■ Task to carry out
The listing below is to be output in its exact form.

--- Provided records ---

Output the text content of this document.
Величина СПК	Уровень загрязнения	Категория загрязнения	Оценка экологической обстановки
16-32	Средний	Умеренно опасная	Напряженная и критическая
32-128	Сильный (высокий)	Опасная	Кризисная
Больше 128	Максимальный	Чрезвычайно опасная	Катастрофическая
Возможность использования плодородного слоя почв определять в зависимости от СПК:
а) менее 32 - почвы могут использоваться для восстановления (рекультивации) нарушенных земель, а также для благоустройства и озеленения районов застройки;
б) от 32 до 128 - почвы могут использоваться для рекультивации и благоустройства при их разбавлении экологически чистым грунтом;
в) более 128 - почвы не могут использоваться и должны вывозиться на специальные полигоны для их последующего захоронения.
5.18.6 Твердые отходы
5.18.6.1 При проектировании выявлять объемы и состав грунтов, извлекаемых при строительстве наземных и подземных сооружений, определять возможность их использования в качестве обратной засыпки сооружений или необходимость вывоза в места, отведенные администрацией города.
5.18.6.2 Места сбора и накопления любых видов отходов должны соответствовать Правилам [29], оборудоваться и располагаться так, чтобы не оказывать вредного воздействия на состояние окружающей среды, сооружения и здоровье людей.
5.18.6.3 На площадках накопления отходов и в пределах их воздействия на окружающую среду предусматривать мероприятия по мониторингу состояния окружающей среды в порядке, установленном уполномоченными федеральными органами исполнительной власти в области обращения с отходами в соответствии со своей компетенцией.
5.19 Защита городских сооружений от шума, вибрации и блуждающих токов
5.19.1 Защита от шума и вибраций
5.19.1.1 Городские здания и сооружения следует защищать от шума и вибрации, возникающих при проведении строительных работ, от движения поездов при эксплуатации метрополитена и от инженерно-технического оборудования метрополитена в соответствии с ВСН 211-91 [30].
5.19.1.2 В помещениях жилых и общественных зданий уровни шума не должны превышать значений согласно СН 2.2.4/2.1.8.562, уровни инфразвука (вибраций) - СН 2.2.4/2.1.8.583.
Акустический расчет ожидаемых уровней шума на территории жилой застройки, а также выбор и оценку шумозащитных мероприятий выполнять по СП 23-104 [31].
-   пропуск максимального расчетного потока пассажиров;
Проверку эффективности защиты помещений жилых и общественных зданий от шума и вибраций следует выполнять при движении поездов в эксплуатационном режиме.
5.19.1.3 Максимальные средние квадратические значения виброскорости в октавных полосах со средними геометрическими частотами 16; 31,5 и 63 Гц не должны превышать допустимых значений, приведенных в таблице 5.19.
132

---

■ Solution to the problem
Output the text content of this document.
Величина СПК	Уровень загрязнения	Категория загрязнения	Оценка экологической обстановки
16-32	Средний	Умеренно опасная	Напряженная и критическая
32-128	Сильный (высокий)	Опасная	Кризисная
Больше 128	Максимальный	Чрезвычайно опасная	Катастрофическая
Возможность использования плодородного слоя почв определять в зависимости от СПК:
а) менее 32 - почвы могут использоваться для восстановления (рекультивации) нарушенных земель, а также для благоустройства и озеленения районов застройки;
б) от 32 до 128 - почвы могут использоваться для рекультивации и благоустройства при их разбавлении экологически чистым грунтом;
в) более 128 - почвы не могут использоваться и должны вывозиться на специальные полигоны для их последующего захоронения.
5.18.6 Твердые отходы
5.18.6.1 При проектировании выявлять объемы и состав грунтов, извлекаемых при строительстве наземных и подземных сооружений, определять возможность их использования в качестве обратной засыпки сооружений или необходимость вывоза в места, отведенные администрацией города.
5.18.6.2 Места сбора и накопления любых видов отходов должны соответствовать Правилам [29], оборудоваться и располагаться так, чтобы не оказывать вредного воздействия на состояние окружающей среды, сооружения и здоровье людей.
5.18.6.3 На площадках накопления отходов и в пределах их воздействия на окружающую среду предусматривать мероприятия по мониторингу состояния окружающей среды в порядке, установленном уполномоченными федеральными органами исполнительной власти в области обращения с отходами в соответствии со своей компетенцией.
5.19 Защита городских сооружений от шума, вибрации и блуждающих токов
5.19.1 Защита от шума и вибраций
5.19.1.1 Городские здания и сооружения следует защищать от шума и вибрации, возникающих при проведении строительных работ, от движения поездов при эксплуатации метрополитена и от инженерно-технического оборудования метрополитена в соответствии с ВСН 211-91 [30].
5.19.1.2 В помещениях жилых и общественных зданий уровни шума не должны превышать значений согласно СН 2.2.4/2.1.8.562, уровни инфразвука (вибраций) - СН 2.2.4/2.1.8.583.
Акустический расчет ожидаемых уровней шума на территории жилой застройки, а также выбор и оценку шумозащитных мероприятий выполнять по СП 23-104 [31].
-   пропуск максимального расчетного потока пассажиров;
Проверку эффективности защиты помещений жилых и общественных зданий от шума и вибраций следует выполнять при движении поездов в эксплуатационном режиме.
5.19.1.3 Максимальные средние квадратические значения виброскорости в октавных полосах со средними геометрическими частотами 16; 31,5 и 63 Гц не должны превышать допустимых значений, приведенных в таблице 5.19.
132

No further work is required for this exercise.